Task objective: This calls for a verbatim copy of all the data, with no images carried over.

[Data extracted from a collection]

+ + + + +

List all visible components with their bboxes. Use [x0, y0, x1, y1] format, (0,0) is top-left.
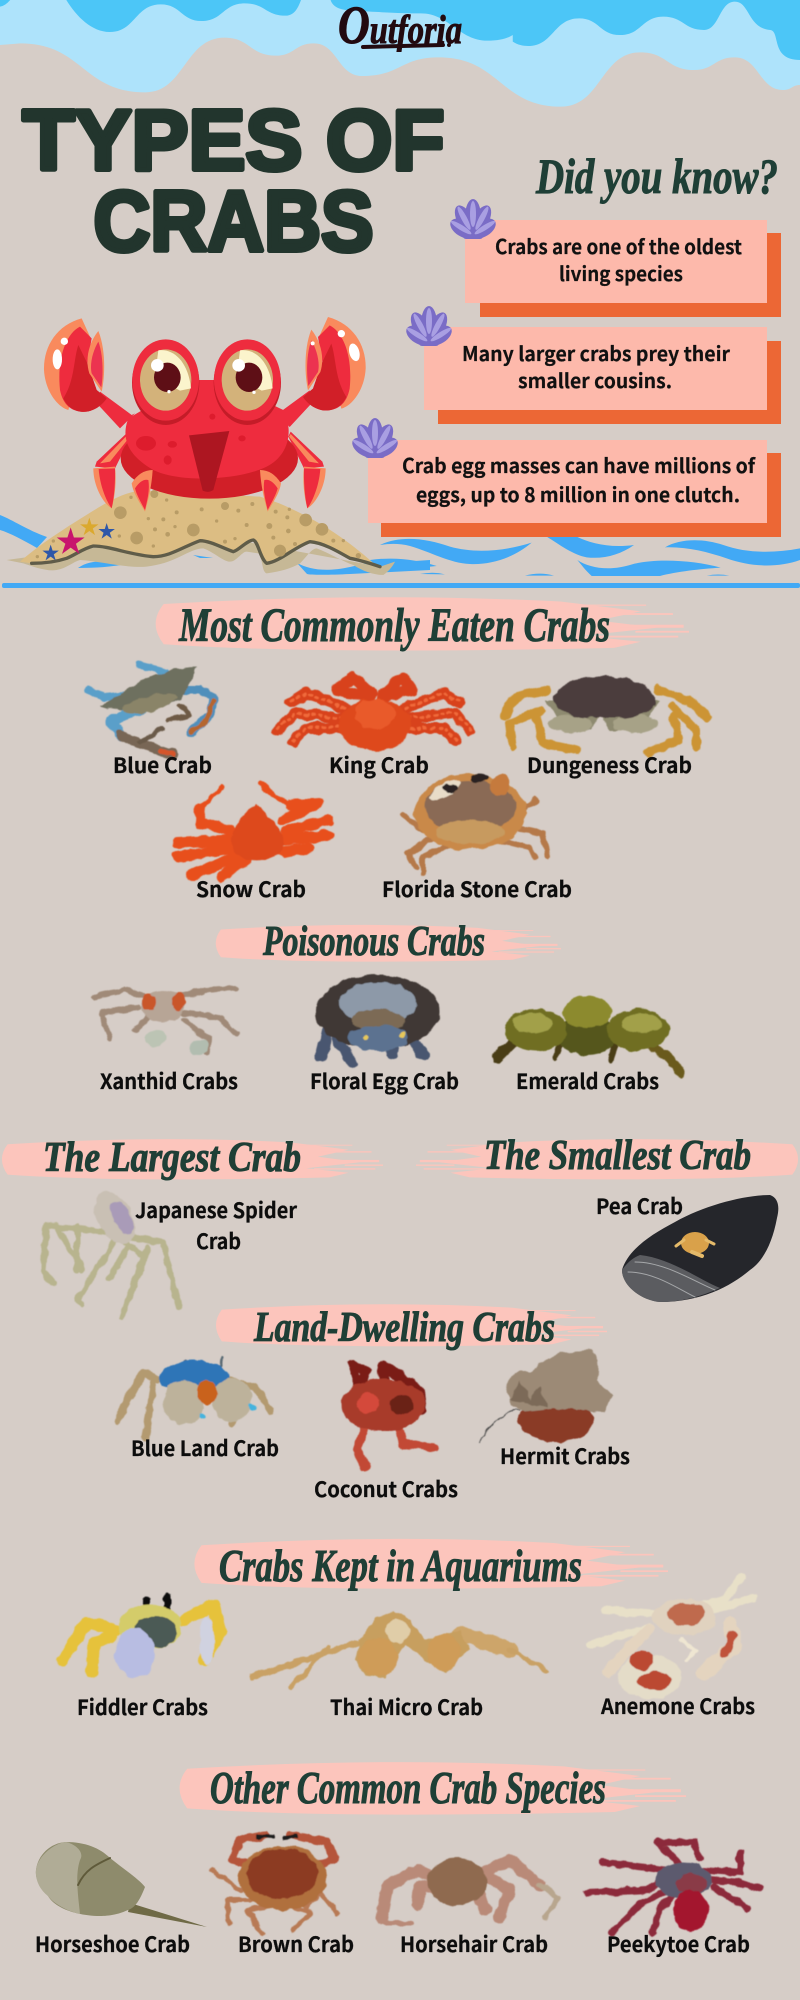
label: Peekytoe Crab	[607, 1929, 750, 1959]
label: Xanthid Crabs	[100, 1066, 238, 1096]
claws	[44, 317, 366, 428]
label: Dungeness Crab	[527, 750, 692, 780]
label: Crab	[196, 1226, 241, 1256]
crab: hermit crab	[480, 1350, 612, 1442]
label: Pea Crab	[596, 1191, 683, 1221]
crab: dungeness crab	[505, 676, 707, 752]
label: Blue Crab	[113, 750, 212, 780]
crab: floral egg crab	[316, 975, 440, 1063]
title: CRABS	[94, 174, 374, 270]
fact card 3: eggs, up to 8 million in one clutch.	[416, 479, 740, 508]
section heading: kept in aquariums: Crabs Kept in Aquariums	[219, 1540, 582, 1591]
crab: japanese spider crab	[43, 1185, 179, 1317]
crab: anemone crab	[590, 1577, 753, 1699]
section heading: most commonly eaten: Most Commonly Eaten Crabs	[178, 599, 610, 652]
label: Fiddler Crabs	[77, 1692, 208, 1722]
fact card 2	[424, 327, 781, 424]
fact card 1: Crabs are one of the oldest	[495, 231, 743, 260]
crab: florida stone crab	[403, 774, 548, 873]
fact card 1	[465, 220, 781, 317]
label: Blue Land Crab	[131, 1433, 279, 1463]
label: Anemone Crabs	[600, 1691, 755, 1721]
label: Snow Crab	[196, 874, 306, 904]
label: Floral Egg Crab	[310, 1066, 459, 1096]
label: Japanese Spider	[135, 1195, 298, 1225]
eyes	[132, 339, 281, 425]
crab: brown crab	[212, 1835, 337, 1933]
title	[22, 94, 444, 270]
icon: shell 3	[349, 418, 401, 462]
label	[135, 1195, 298, 1256]
crab: horseshoe crab	[36, 1842, 207, 1927]
label: Florida Stone Crab	[382, 874, 572, 904]
label: Thai Micro Crab	[330, 1692, 483, 1722]
icon: shell 2	[403, 306, 455, 350]
crab: thai micro crab	[252, 1610, 546, 1688]
title: TYPES OF	[22, 94, 444, 188]
front legs	[132, 470, 281, 512]
section heading: the largest crab: The Largest Crab	[43, 1135, 301, 1181]
section heading: the smallest crab: The Smallest Crab	[484, 1133, 751, 1179]
crab: coconut crab	[341, 1363, 434, 1467]
section heading: poisonous: Poisonous Crabs	[262, 919, 485, 965]
divider line	[2, 583, 800, 588]
crab: fiddler crab	[63, 1597, 220, 1678]
icon: shell 1	[447, 199, 499, 243]
crab: pea crab on a mussel	[622, 1195, 778, 1302]
mascot: cartoon crab on a sand island	[7, 317, 395, 575]
label: Coconut Crabs	[314, 1474, 458, 1504]
side legs	[93, 432, 326, 508]
crab: blue land crab	[117, 1358, 270, 1437]
crab: emerald crabs	[497, 996, 681, 1073]
label: Horseshoe Crab	[35, 1929, 190, 1959]
label: Brown Crab	[238, 1929, 354, 1959]
fact card 3	[368, 440, 781, 537]
sand island	[7, 490, 395, 575]
label: King Crab	[329, 750, 429, 780]
crab: blue crab	[88, 665, 214, 755]
crab: king crab	[276, 677, 472, 751]
top water waves	[0, 0, 800, 107]
section heading: other common species: Other Common Crab Species	[210, 1762, 606, 1813]
water waves near the island	[0, 515, 800, 576]
crab: peekytoe crab	[587, 1842, 760, 1932]
fact card 2: Many larger crabs prey their	[462, 338, 730, 367]
fact card 1: living species	[559, 258, 683, 287]
crab body	[121, 380, 298, 499]
label: Emerald Crabs	[516, 1066, 659, 1096]
section heading: land-dwelling: Land-Dwelling Crabs	[253, 1305, 555, 1351]
crab: horsehair crab	[382, 1858, 558, 1923]
fact card 2: smaller cousins.	[518, 365, 672, 394]
label: Hermit Crabs	[500, 1441, 630, 1471]
label: Horsehair Crab	[400, 1929, 548, 1959]
crab: snow crab	[178, 783, 328, 876]
fact card 3: Crab egg masses can have millions of	[402, 450, 757, 479]
crab: xanthid crabs	[94, 988, 237, 1055]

+ + + + +

Result of the task:
List all visible components with their bboxes. Use [x0, y0, x1, y1] format, (0,0) is top-left.
label: Peekytoe Crab	[607, 1929, 750, 1959]
label: Xanthid Crabs	[100, 1066, 238, 1096]
claws	[44, 317, 366, 428]
label: Dungeness Crab	[527, 750, 692, 780]
label: Crab	[196, 1226, 241, 1256]
crab: hermit crab	[480, 1350, 612, 1442]
label: Pea Crab	[596, 1191, 683, 1221]
crab: dungeness crab	[505, 676, 707, 752]
label: Blue Crab	[113, 750, 212, 780]
crab: floral egg crab	[316, 975, 440, 1063]
title: CRABS	[94, 174, 374, 270]
fact card 3: eggs, up to 8 million in one clutch.	[416, 479, 740, 508]
section heading: kept in aquariums: Crabs Kept in Aquariums	[219, 1540, 582, 1591]
crab: japanese spider crab	[43, 1185, 179, 1317]
crab: anemone crab	[590, 1577, 753, 1699]
section heading: most commonly eaten: Most Commonly Eaten Crabs	[178, 599, 610, 652]
label: Fiddler Crabs	[77, 1692, 208, 1722]
fact card 2	[424, 327, 781, 424]
fact card 1: Crabs are one of the oldest	[495, 231, 743, 260]
crab: florida stone crab	[403, 774, 548, 873]
fact card 1	[465, 220, 781, 317]
label: Blue Land Crab	[131, 1433, 279, 1463]
label: Anemone Crabs	[600, 1691, 755, 1721]
label: Snow Crab	[196, 874, 306, 904]
label: Floral Egg Crab	[310, 1066, 459, 1096]
label: Japanese Spider	[135, 1195, 298, 1225]
eyes	[132, 339, 281, 425]
crab: brown crab	[212, 1835, 337, 1933]
title	[22, 94, 444, 270]
icon: shell 3	[349, 418, 401, 462]
label	[135, 1195, 298, 1256]
crab: horseshoe crab	[36, 1842, 207, 1927]
label: Florida Stone Crab	[382, 874, 572, 904]
label: Thai Micro Crab	[330, 1692, 483, 1722]
icon: shell 2	[403, 306, 455, 350]
crab: thai micro crab	[252, 1610, 546, 1688]
title: TYPES OF	[22, 94, 444, 188]
front legs	[132, 470, 281, 512]
section heading: the largest crab: The Largest Crab	[43, 1135, 301, 1181]
section heading: the smallest crab: The Smallest Crab	[484, 1133, 751, 1179]
crab: coconut crab	[341, 1363, 434, 1467]
section heading: poisonous: Poisonous Crabs	[262, 919, 485, 965]
divider line	[2, 583, 800, 588]
crab: fiddler crab	[63, 1597, 220, 1678]
icon: shell 1	[447, 199, 499, 243]
crab: pea crab on a mussel	[622, 1195, 778, 1302]
mascot: cartoon crab on a sand island	[7, 317, 395, 575]
label: Coconut Crabs	[314, 1474, 458, 1504]
side legs	[93, 432, 326, 508]
crab: blue land crab	[117, 1358, 270, 1437]
crab: emerald crabs	[497, 996, 681, 1073]
label: Horseshoe Crab	[35, 1929, 190, 1959]
label: Brown Crab	[238, 1929, 354, 1959]
fact card 3	[368, 440, 781, 537]
sand island	[7, 490, 395, 575]
label: King Crab	[329, 750, 429, 780]
crab: blue crab	[88, 665, 214, 755]
crab: king crab	[276, 677, 472, 751]
top water waves	[0, 0, 800, 107]
section heading: other common species: Other Common Crab Species	[210, 1762, 606, 1813]
water waves near the island	[0, 515, 800, 576]
crab: peekytoe crab	[587, 1842, 760, 1932]
fact card 2: Many larger crabs prey their	[462, 338, 730, 367]
fact card 1: living species	[559, 258, 683, 287]
crab body	[121, 380, 298, 499]
label: Emerald Crabs	[516, 1066, 659, 1096]
section heading: land-dwelling: Land-Dwelling Crabs	[253, 1305, 555, 1351]
crab: horsehair crab	[382, 1858, 558, 1923]
fact card 2: smaller cousins.	[518, 365, 672, 394]
label: Hermit Crabs	[500, 1441, 630, 1471]
label: Horsehair Crab	[400, 1929, 548, 1959]
crab: snow crab	[178, 783, 328, 876]
fact card 3: Crab egg masses can have millions of	[402, 450, 757, 479]
crab: xanthid crabs	[94, 988, 237, 1055]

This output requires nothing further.